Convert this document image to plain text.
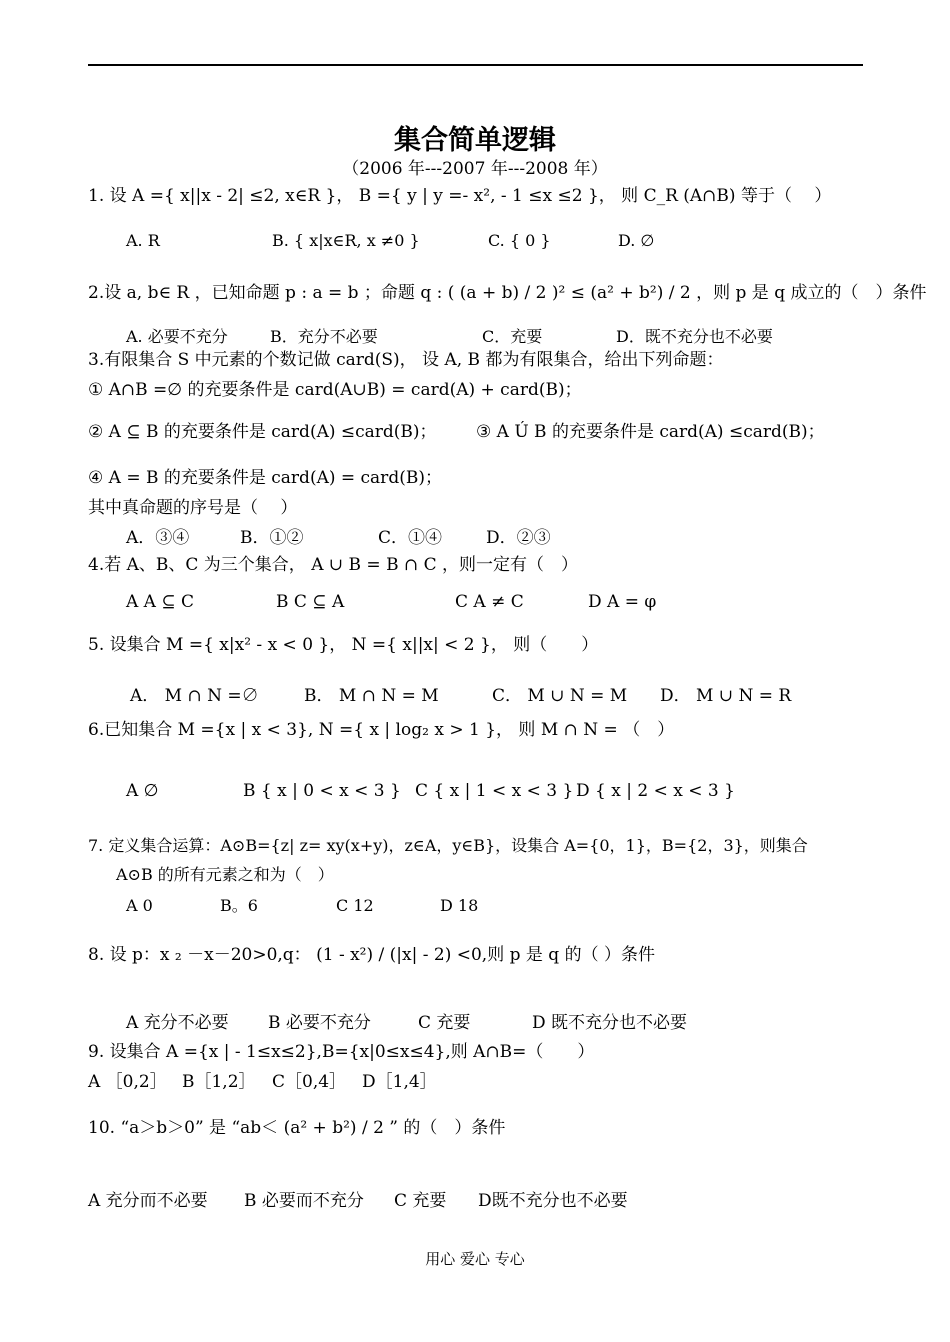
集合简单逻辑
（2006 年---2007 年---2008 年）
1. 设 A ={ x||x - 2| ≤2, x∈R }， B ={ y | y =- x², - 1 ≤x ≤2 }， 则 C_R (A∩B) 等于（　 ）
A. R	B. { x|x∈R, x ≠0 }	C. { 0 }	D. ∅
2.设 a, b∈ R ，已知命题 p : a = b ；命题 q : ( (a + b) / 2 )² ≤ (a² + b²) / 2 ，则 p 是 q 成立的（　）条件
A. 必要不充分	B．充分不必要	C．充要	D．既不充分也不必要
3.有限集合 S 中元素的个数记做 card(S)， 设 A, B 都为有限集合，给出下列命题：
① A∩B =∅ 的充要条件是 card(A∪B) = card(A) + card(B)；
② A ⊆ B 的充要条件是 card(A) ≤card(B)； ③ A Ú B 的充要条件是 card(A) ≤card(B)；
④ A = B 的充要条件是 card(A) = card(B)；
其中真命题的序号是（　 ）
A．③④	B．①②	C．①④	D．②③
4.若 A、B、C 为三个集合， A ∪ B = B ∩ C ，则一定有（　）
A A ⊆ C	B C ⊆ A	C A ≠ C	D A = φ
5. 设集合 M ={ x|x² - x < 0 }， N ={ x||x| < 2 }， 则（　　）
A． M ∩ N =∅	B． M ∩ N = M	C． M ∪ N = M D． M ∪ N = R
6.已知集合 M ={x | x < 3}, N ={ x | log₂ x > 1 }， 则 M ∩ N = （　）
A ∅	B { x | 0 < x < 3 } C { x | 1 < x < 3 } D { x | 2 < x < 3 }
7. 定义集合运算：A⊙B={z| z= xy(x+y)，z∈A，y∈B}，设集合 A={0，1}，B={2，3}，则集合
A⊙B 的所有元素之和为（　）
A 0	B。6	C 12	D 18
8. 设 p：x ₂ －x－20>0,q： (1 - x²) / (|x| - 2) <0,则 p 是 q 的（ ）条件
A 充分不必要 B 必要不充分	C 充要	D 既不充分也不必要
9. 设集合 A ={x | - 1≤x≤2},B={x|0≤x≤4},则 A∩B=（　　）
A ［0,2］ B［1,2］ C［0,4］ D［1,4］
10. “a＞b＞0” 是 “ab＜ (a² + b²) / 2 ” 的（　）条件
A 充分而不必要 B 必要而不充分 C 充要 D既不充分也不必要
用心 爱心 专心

##############################

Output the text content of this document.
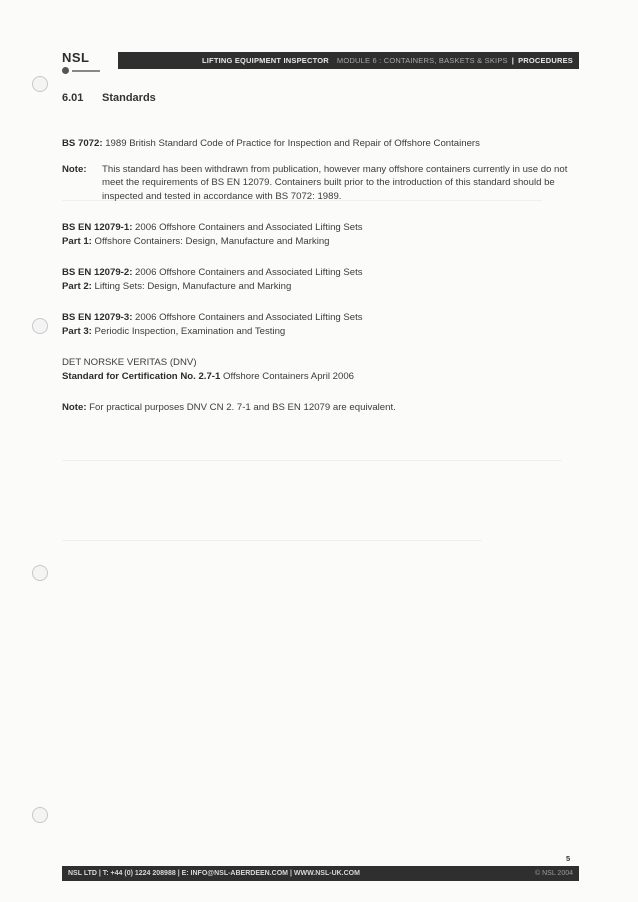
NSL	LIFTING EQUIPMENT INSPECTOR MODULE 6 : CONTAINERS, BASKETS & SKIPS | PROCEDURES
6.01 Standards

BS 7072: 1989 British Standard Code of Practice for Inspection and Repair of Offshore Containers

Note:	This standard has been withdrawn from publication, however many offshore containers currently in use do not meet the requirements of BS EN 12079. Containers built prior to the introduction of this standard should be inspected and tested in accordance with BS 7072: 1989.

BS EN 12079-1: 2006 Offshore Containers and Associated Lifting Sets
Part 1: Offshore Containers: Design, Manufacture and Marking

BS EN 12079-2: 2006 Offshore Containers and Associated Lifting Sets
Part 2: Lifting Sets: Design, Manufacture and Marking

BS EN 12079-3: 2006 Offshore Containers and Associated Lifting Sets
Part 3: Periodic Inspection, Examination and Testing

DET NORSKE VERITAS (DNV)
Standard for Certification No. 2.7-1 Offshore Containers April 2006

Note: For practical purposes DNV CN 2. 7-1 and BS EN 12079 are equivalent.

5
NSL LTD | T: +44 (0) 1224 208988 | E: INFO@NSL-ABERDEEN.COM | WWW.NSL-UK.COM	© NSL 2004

##############################

● **EXERCISE GOAL**: Gather each line from the listing above that holds "Marking".

● **TASK ANSWER**:
Part 1: Offshore Containers: Design, Manufacture and Marking
Part 2: Lifting Sets: Design, Manufacture and Marking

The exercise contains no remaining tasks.